[Extracted records]

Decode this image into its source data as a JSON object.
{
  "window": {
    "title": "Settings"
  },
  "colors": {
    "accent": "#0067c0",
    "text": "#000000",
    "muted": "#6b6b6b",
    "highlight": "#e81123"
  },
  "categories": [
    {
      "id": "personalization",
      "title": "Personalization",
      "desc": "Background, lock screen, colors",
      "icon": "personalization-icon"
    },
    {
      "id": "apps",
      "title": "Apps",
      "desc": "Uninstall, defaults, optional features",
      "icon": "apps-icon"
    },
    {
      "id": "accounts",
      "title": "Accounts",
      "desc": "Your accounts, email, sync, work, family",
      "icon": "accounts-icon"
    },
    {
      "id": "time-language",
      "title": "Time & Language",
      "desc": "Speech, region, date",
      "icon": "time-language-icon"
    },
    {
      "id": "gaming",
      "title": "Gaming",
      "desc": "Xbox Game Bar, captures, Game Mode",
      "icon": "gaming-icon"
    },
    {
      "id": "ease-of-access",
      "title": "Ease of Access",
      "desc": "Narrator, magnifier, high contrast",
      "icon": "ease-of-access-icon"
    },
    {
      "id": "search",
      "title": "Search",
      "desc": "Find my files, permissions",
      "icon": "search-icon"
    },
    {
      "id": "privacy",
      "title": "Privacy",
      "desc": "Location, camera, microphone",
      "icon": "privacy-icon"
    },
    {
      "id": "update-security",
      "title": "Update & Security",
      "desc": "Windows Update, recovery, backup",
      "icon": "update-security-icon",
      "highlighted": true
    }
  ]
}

#### What is being asked
Locate the word "colors" in the data above. Copy every line carrying it.

#### Result
  "colors": {
      "desc": "Background, lock screen, colors",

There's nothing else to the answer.